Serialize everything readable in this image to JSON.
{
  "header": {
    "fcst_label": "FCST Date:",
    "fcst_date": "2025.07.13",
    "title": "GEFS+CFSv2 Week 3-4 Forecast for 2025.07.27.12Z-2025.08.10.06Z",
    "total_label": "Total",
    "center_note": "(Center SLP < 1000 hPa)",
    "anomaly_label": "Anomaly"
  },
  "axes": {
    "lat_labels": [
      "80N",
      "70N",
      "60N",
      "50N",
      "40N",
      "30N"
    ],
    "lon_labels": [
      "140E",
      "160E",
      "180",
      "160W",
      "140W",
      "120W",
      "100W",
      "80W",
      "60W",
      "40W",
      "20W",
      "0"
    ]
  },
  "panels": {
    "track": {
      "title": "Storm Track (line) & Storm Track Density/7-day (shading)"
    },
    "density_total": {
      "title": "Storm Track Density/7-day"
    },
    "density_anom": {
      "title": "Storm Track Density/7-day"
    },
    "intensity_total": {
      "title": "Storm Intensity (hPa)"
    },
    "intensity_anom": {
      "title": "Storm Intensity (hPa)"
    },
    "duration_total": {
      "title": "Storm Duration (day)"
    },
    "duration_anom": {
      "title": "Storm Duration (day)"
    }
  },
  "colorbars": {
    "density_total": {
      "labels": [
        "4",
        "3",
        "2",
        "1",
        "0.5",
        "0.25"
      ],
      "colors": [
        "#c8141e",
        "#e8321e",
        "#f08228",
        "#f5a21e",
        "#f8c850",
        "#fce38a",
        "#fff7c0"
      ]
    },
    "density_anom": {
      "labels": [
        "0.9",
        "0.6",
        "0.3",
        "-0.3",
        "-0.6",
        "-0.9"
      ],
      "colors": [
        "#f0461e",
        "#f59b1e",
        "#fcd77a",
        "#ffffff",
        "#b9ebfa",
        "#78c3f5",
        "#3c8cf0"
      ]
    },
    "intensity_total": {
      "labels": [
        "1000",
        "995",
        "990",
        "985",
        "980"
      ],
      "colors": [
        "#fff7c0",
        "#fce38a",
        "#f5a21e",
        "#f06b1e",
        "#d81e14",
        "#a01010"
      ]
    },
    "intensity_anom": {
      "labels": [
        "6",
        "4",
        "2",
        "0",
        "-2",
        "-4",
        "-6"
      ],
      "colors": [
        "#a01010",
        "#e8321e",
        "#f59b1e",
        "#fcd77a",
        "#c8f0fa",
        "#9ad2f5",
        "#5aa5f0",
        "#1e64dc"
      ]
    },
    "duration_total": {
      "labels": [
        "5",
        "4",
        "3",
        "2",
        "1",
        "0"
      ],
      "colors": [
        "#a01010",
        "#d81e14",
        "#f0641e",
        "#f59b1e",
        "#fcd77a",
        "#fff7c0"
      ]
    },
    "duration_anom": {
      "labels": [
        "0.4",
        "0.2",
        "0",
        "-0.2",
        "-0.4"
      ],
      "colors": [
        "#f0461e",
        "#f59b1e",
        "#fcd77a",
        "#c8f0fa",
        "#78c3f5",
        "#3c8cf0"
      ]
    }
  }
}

■ Goal of the exercise ■
Using the material above, print every entry exactly as written.

■ Response to the task ■
Serialize everything readable in this image to JSON.
{
  "header": {
    "fcst_label": "FCST Date:",
    "fcst_date": "2025.07.13",
    "title": "GEFS+CFSv2 Week 3-4 Forecast for 2025.07.27.12Z-2025.08.10.06Z",
    "total_label": "Total",
    "center_note": "(Center SLP < 1000 hPa)",
    "anomaly_label": "Anomaly"
  },
  "axes": {
    "lat_labels": [
      "80N",
      "70N",
      "60N",
      "50N",
      "40N",
      "30N"
    ],
    "lon_labels": [
      "140E",
      "160E",
      "180",
      "160W",
      "140W",
      "120W",
      "100W",
      "80W",
      "60W",
      "40W",
      "20W",
      "0"
    ]
  },
  "panels": {
    "track": {
      "title": "Storm Track (line) & Storm Track Density/7-day (shading)"
    },
    "density_total": {
      "title": "Storm Track Density/7-day"
    },
    "density_anom": {
      "title": "Storm Track Density/7-day"
    },
    "intensity_total": {
      "title": "Storm Intensity (hPa)"
    },
    "intensity_anom": {
      "title": "Storm Intensity (hPa)"
    },
    "duration_total": {
      "title": "Storm Duration (day)"
    },
    "duration_anom": {
      "title": "Storm Duration (day)"
    }
  },
  "colorbars": {
    "density_total": {
      "labels": [
        "4",
        "3",
        "2",
        "1",
        "0.5",
        "0.25"
      ],
      "colors": [
        "#c8141e",
        "#e8321e",
        "#f08228",
        "#f5a21e",
        "#f8c850",
        "#fce38a",
        "#fff7c0"
      ]
    },
    "density_anom": {
      "labels": [
        "0.9",
        "0.6",
        "0.3",
        "-0.3",
        "-0.6",
        "-0.9"
      ],
      "colors": [
        "#f0461e",
        "#f59b1e",
        "#fcd77a",
        "#ffffff",
        "#b9ebfa",
        "#78c3f5",
        "#3c8cf0"
      ]
    },
    "intensity_total": {
      "labels": [
        "1000",
        "995",
        "990",
        "985",
        "980"
      ],
      "colors": [
        "#fff7c0",
        "#fce38a",
        "#f5a21e",
        "#f06b1e",
        "#d81e14",
        "#a01010"
      ]
    },
    "intensity_anom": {
      "labels": [
        "6",
        "4",
        "2",
        "0",
        "-2",
        "-4",
        "-6"
      ],
      "colors": [
        "#a01010",
        "#e8321e",
        "#f59b1e",
        "#fcd77a",
        "#c8f0fa",
        "#9ad2f5",
        "#5aa5f0",
        "#1e64dc"
      ]
    },
    "duration_total": {
      "labels": [
        "5",
        "4",
        "3",
        "2",
        "1",
        "0"
      ],
      "colors": [
        "#a01010",
        "#d81e14",
        "#f0641e",
        "#f59b1e",
        "#fcd77a",
        "#fff7c0"
      ]
    },
    "duration_anom": {
      "labels": [
        "0.4",
        "0.2",
        "0",
        "-0.2",
        "-0.4"
      ],
      "colors": [
        "#f0461e",
        "#f59b1e",
        "#fcd77a",
        "#c8f0fa",
        "#78c3f5",
        "#3c8cf0"
      ]
    }
  }
}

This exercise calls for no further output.